-- Exercise goal --
Copy out every record precisely.

** START OF Input records **

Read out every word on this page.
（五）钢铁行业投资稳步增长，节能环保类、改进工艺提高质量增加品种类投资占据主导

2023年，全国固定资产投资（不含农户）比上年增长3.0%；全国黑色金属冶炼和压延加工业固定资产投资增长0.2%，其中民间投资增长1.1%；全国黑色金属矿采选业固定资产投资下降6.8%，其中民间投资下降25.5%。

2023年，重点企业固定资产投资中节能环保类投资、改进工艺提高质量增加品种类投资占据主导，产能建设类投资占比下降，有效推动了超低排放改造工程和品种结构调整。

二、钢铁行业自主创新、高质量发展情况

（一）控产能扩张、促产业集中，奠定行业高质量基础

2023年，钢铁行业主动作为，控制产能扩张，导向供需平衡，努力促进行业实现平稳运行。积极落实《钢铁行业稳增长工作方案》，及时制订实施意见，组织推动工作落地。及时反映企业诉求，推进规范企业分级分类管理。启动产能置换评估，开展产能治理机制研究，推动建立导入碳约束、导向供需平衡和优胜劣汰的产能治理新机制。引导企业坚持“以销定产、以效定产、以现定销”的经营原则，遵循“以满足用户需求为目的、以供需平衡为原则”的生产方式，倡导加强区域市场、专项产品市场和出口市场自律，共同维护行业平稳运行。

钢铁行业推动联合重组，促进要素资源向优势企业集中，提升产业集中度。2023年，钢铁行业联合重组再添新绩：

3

** END OF Input records **

-- Exercise solution --
Read out every word on this page.
（五）钢铁行业投资稳步增长，节能环保类、改进工艺提高质量增加品种类投资占据主导

2023年，全国固定资产投资（不含农户）比上年增长3.0%；全国黑色金属冶炼和压延加工业固定资产投资增长0.2%，其中民间投资增长1.1%；全国黑色金属矿采选业固定资产投资下降6.8%，其中民间投资下降25.5%。

2023年，重点企业固定资产投资中节能环保类投资、改进工艺提高质量增加品种类投资占据主导，产能建设类投资占比下降，有效推动了超低排放改造工程和品种结构调整。

二、钢铁行业自主创新、高质量发展情况

（一）控产能扩张、促产业集中，奠定行业高质量基础

2023年，钢铁行业主动作为，控制产能扩张，导向供需平衡，努力促进行业实现平稳运行。积极落实《钢铁行业稳增长工作方案》，及时制订实施意见，组织推动工作落地。及时反映企业诉求，推进规范企业分级分类管理。启动产能置换评估，开展产能治理机制研究，推动建立导入碳约束、导向供需平衡和优胜劣汰的产能治理新机制。引导企业坚持“以销定产、以效定产、以现定销”的经营原则，遵循“以满足用户需求为目的、以供需平衡为原则”的生产方式，倡导加强区域市场、专项产品市场和出口市场自律，共同维护行业平稳运行。

钢铁行业推动联合重组，促进要素资源向优势企业集中，提升产业集中度。2023年，钢铁行业联合重组再添新绩：

3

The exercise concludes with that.